### Exercise
Return the part of the text below about Hamilton and Toronto that begins at the words "There are some" and stops after "completely different options.", copied word for word.
── Text to read ──
There are some important caveats to keep in mind. Hamilton and Toronto might be close by, and may share a history of early industrialism. But their histories have diverged considerably in the last 50 years. This divergence is certainly not primarily the product of urban planning, but of macro-structure of global capitalism. In other words, both cities occupy radically different positions in the global division of labour. Toronto is the financial capital of Canada. Hamilton is an example of deindustrialized rustbelt. As a result, the two cities have faced completely different options.
However, that is not to say that it was preordained that Toronto preserve it's human-scaled neighbourhoods while Hamilton destroy them. If it were not for the activism Jane Jacobs led, Toronto could have very well ended up with a "Los Angelization" of its downtown. Conversely, there was a time in the 70's that Hamilton's civic activism (against the Red Hill and against the "urban renewal" of Strathcona) could have tipped the scales on urban politics against the sprawl party. If so, we might have gotten in on the tech boom, etc. Who knows?
───
── Given data ──
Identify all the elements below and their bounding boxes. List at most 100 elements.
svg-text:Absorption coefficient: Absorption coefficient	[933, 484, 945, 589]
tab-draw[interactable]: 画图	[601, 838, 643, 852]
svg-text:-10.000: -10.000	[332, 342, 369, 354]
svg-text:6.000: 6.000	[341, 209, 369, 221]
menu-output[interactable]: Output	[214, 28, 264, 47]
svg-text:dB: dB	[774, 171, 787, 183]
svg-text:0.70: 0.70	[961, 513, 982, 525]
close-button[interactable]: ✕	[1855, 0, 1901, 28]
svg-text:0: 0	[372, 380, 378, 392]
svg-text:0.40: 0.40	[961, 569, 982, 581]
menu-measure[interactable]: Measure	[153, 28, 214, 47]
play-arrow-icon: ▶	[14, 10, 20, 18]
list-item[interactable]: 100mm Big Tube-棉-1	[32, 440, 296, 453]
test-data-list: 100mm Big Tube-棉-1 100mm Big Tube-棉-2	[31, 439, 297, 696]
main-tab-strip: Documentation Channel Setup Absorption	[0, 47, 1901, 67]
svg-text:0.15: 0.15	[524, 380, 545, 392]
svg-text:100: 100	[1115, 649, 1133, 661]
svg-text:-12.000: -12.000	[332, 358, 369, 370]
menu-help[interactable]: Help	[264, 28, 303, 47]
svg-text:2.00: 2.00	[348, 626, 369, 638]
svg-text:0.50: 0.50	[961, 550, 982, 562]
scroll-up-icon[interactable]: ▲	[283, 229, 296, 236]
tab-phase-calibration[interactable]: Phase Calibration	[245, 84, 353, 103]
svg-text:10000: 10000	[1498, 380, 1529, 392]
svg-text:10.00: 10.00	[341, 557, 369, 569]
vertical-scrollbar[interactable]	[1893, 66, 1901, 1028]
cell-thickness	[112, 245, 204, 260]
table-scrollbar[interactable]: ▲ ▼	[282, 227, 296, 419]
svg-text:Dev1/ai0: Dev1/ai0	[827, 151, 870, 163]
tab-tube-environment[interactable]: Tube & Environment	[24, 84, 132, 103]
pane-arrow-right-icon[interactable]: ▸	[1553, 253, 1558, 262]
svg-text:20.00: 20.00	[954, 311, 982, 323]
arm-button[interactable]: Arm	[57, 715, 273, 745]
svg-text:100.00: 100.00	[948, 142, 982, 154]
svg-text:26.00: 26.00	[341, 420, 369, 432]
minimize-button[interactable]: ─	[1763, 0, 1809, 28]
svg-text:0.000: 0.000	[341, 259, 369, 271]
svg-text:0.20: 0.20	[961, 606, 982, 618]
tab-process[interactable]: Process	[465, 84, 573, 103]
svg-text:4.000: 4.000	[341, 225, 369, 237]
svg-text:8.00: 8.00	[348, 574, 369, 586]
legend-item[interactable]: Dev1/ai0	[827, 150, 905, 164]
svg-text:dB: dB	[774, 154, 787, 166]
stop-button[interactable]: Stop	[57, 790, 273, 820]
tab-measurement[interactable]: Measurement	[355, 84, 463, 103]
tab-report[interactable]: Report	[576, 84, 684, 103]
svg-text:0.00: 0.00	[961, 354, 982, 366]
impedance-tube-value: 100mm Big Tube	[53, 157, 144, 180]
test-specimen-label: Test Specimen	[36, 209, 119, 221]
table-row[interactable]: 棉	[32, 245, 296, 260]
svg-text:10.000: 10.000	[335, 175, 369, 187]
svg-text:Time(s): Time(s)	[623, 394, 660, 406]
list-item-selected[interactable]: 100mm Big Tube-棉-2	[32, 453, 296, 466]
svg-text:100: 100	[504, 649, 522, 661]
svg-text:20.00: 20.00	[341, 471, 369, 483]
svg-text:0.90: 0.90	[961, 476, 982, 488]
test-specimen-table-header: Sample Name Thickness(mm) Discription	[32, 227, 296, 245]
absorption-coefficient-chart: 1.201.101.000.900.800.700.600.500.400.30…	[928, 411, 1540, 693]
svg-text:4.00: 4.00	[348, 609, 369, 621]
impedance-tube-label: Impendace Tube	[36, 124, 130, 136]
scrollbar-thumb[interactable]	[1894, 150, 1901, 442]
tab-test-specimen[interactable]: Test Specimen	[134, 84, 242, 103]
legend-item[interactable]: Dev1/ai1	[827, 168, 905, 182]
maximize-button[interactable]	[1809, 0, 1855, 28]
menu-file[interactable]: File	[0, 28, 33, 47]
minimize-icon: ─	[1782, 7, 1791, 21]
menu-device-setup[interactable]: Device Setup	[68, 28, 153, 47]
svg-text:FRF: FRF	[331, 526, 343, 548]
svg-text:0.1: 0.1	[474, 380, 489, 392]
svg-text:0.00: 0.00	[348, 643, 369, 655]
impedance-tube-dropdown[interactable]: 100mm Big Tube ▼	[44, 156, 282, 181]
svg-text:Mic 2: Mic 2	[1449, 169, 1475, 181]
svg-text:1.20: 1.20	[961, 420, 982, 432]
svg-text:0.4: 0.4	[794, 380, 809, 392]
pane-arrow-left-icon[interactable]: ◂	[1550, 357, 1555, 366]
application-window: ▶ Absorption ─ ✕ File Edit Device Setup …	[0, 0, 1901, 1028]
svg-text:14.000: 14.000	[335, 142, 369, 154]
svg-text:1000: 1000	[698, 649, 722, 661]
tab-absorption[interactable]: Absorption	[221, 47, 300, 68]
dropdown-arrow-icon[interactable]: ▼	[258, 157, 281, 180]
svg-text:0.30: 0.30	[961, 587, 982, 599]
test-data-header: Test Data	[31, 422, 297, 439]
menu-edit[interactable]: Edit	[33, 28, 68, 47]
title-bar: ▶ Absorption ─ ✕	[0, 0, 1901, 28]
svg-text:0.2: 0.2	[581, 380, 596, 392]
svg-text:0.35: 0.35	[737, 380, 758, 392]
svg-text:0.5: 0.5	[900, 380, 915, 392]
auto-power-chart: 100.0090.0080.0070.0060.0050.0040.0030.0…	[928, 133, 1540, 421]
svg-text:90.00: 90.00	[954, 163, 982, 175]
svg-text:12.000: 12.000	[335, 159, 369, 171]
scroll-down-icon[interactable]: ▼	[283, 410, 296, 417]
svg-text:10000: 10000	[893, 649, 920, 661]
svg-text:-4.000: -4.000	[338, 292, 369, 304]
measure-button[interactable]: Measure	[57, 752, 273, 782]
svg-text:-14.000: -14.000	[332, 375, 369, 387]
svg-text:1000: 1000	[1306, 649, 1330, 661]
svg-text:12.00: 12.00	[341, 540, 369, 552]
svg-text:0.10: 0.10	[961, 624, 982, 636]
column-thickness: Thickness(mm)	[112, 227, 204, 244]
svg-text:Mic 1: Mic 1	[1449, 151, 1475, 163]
───
### Complete response
There are some important caveats to keep in mind. Hamilton and Toronto might be close by, and may share a history of early industrialism. But their histories have diverged considerably in the last 50 years. This divergence is certainly not primarily the product of urban planning, but of macro-structure of global capitalism. In other words, both cities occupy radically different positions in the global division of labour. Toronto is the financial capital of Canada. Hamilton is an example of deindustrialized rustbelt. As a result, the two cities have faced completely different options.